_Records supplied_:

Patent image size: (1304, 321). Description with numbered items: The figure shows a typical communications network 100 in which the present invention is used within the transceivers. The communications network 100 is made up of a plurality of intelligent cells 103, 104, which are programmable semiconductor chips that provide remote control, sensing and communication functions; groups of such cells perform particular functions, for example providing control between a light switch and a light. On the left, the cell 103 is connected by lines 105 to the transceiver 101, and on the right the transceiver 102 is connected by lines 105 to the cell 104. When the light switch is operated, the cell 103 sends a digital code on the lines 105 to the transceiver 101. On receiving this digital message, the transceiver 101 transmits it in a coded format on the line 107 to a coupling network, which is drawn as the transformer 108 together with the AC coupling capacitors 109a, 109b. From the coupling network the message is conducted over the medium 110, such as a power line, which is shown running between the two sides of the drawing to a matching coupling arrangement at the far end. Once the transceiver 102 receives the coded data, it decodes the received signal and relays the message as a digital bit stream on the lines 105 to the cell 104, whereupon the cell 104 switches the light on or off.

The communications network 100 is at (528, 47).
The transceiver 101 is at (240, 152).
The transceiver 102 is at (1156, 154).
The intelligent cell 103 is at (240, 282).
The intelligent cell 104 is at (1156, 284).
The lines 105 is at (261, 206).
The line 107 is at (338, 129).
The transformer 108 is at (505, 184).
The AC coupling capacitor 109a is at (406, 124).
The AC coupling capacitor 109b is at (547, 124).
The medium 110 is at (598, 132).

_Work to complete_: Give back the data above word for word.

_Written answer_:
Patent image size: (1304, 321). Description with numbered items: The figure shows a typical communications network 100 in which the present invention is used within the transceivers. The communications network 100 is made up of a plurality of intelligent cells 103, 104, which are programmable semiconductor chips that provide remote control, sensing and communication functions; groups of such cells perform particular functions, for example providing control between a light switch and a light. On the left, the cell 103 is connected by lines 105 to the transceiver 101, and on the right the transceiver 102 is connected by lines 105 to the cell 104. When the light switch is operated, the cell 103 sends a digital code on the lines 105 to the transceiver 101. On receiving this digital message, the transceiver 101 transmits it in a coded format on the line 107 to a coupling network, which is drawn as the transformer 108 together with the AC coupling capacitors 109a, 109b. From the coupling network the message is conducted over the medium 110, such as a power line, which is shown running between the two sides of the drawing to a matching coupling arrangement at the far end. Once the transceiver 102 receives the coded data, it decodes the received signal and relays the message as a digital bit stream on the lines 105 to the cell 104, whereupon the cell 104 switches the light on or off.

The communications network 100 is at (528, 47).
The transceiver 101 is at (240, 152).
The transceiver 102 is at (1156, 154).
The intelligent cell 103 is at (240, 282).
The intelligent cell 104 is at (1156, 284).
The lines 105 is at (261, 206).
The line 107 is at (338, 129).
The transformer 108 is at (505, 184).
The AC coupling capacitor 109a is at (406, 124).
The AC coupling capacitor 109b is at (547, 124).
The medium 110 is at (598, 132).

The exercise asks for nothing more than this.